What the exercise asks: Transcribe the material word for word, but without the images.
————————
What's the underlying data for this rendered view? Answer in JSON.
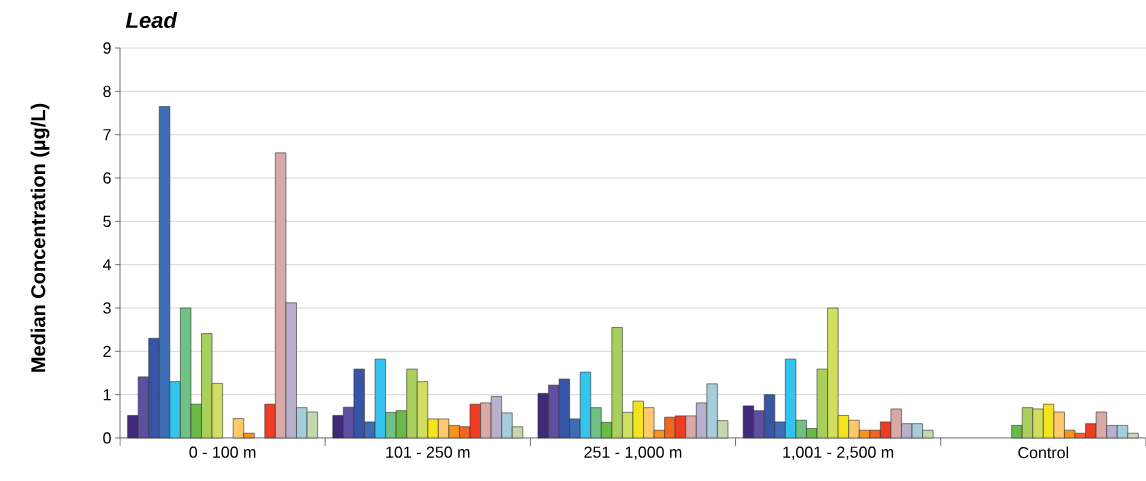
{
  "chart_data": {
    "type": "bar",
    "title": "Lead",
    "ylabel": "Median Concentration (µg/L)",
    "categories": [
      "0 - 100 m",
      "101 - 250 m",
      "251 - 1,000 m",
      "1,001 - 2,500 m",
      "Control"
    ],
    "ylim": [
      0,
      9
    ],
    "yticks": [
      0,
      1,
      2,
      3,
      4,
      5,
      6,
      7,
      8,
      9
    ],
    "grid": "y",
    "series": [
      {
        "color": "#3f2a7a",
        "values": [
          0.52,
          0.52,
          1.03,
          0.74,
          null
        ]
      },
      {
        "color": "#5e4fa2",
        "values": [
          1.41,
          0.71,
          1.22,
          0.63,
          null
        ]
      },
      {
        "color": "#3655a6",
        "values": [
          2.3,
          1.59,
          1.36,
          1.0,
          null
        ]
      },
      {
        "color": "#3d6db5",
        "values": [
          7.65,
          0.37,
          0.44,
          0.37,
          null
        ]
      },
      {
        "color": "#33c5f0",
        "values": [
          1.3,
          1.82,
          1.52,
          1.82,
          null
        ]
      },
      {
        "color": "#6fc283",
        "values": [
          3.0,
          0.59,
          0.7,
          0.41,
          null
        ]
      },
      {
        "color": "#69bb45",
        "values": [
          0.78,
          0.63,
          0.36,
          0.22,
          0.29
        ]
      },
      {
        "color": "#a9d05a",
        "values": [
          2.41,
          1.59,
          2.55,
          1.59,
          0.7
        ]
      },
      {
        "color": "#d0df60",
        "values": [
          1.26,
          1.3,
          0.59,
          3.0,
          0.67
        ]
      },
      {
        "color": "#f2e51c",
        "values": [
          null,
          0.44,
          0.85,
          0.52,
          0.78
        ]
      },
      {
        "color": "#fdc96b",
        "values": [
          0.45,
          0.44,
          0.7,
          0.41,
          0.6
        ]
      },
      {
        "color": "#f7941d",
        "values": [
          0.11,
          0.29,
          0.18,
          0.18,
          0.18
        ]
      },
      {
        "color": "#f26522",
        "values": [
          null,
          0.26,
          0.48,
          0.18,
          0.11
        ]
      },
      {
        "color": "#ee3d23",
        "values": [
          0.78,
          0.78,
          0.51,
          0.37,
          0.33
        ]
      },
      {
        "color": "#d9a9a8",
        "values": [
          6.58,
          0.81,
          0.51,
          0.67,
          0.6
        ]
      },
      {
        "color": "#b8b0cc",
        "values": [
          3.12,
          0.96,
          0.81,
          0.33,
          0.29
        ]
      },
      {
        "color": "#a7cddc",
        "values": [
          0.7,
          0.58,
          1.25,
          0.33,
          0.29
        ]
      },
      {
        "color": "#c5d7ad",
        "values": [
          0.6,
          0.26,
          0.4,
          0.18,
          0.11
        ]
      }
    ]
  }
}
————————
Full response:
What's the underlying data for this rendered view? Answer in JSON.
{
  "chart_data": {
    "type": "bar",
    "title": "Lead",
    "ylabel": "Median Concentration (µg/L)",
    "categories": [
      "0 - 100 m",
      "101 - 250 m",
      "251 - 1,000 m",
      "1,001 - 2,500 m",
      "Control"
    ],
    "ylim": [
      0,
      9
    ],
    "yticks": [
      0,
      1,
      2,
      3,
      4,
      5,
      6,
      7,
      8,
      9
    ],
    "grid": "y",
    "series": [
      {
        "color": "#3f2a7a",
        "values": [
          0.52,
          0.52,
          1.03,
          0.74,
          null
        ]
      },
      {
        "color": "#5e4fa2",
        "values": [
          1.41,
          0.71,
          1.22,
          0.63,
          null
        ]
      },
      {
        "color": "#3655a6",
        "values": [
          2.3,
          1.59,
          1.36,
          1.0,
          null
        ]
      },
      {
        "color": "#3d6db5",
        "values": [
          7.65,
          0.37,
          0.44,
          0.37,
          null
        ]
      },
      {
        "color": "#33c5f0",
        "values": [
          1.3,
          1.82,
          1.52,
          1.82,
          null
        ]
      },
      {
        "color": "#6fc283",
        "values": [
          3.0,
          0.59,
          0.7,
          0.41,
          null
        ]
      },
      {
        "color": "#69bb45",
        "values": [
          0.78,
          0.63,
          0.36,
          0.22,
          0.29
        ]
      },
      {
        "color": "#a9d05a",
        "values": [
          2.41,
          1.59,
          2.55,
          1.59,
          0.7
        ]
      },
      {
        "color": "#d0df60",
        "values": [
          1.26,
          1.3,
          0.59,
          3.0,
          0.67
        ]
      },
      {
        "color": "#f2e51c",
        "values": [
          null,
          0.44,
          0.85,
          0.52,
          0.78
        ]
      },
      {
        "color": "#fdc96b",
        "values": [
          0.45,
          0.44,
          0.7,
          0.41,
          0.6
        ]
      },
      {
        "color": "#f7941d",
        "values": [
          0.11,
          0.29,
          0.18,
          0.18,
          0.18
        ]
      },
      {
        "color": "#f26522",
        "values": [
          null,
          0.26,
          0.48,
          0.18,
          0.11
        ]
      },
      {
        "color": "#ee3d23",
        "values": [
          0.78,
          0.78,
          0.51,
          0.37,
          0.33
        ]
      },
      {
        "color": "#d9a9a8",
        "values": [
          6.58,
          0.81,
          0.51,
          0.67,
          0.6
        ]
      },
      {
        "color": "#b8b0cc",
        "values": [
          3.12,
          0.96,
          0.81,
          0.33,
          0.29
        ]
      },
      {
        "color": "#a7cddc",
        "values": [
          0.7,
          0.58,
          1.25,
          0.33,
          0.29
        ]
      },
      {
        "color": "#c5d7ad",
        "values": [
          0.6,
          0.26,
          0.4,
          0.18,
          0.11
        ]
      }
    ]
  }
}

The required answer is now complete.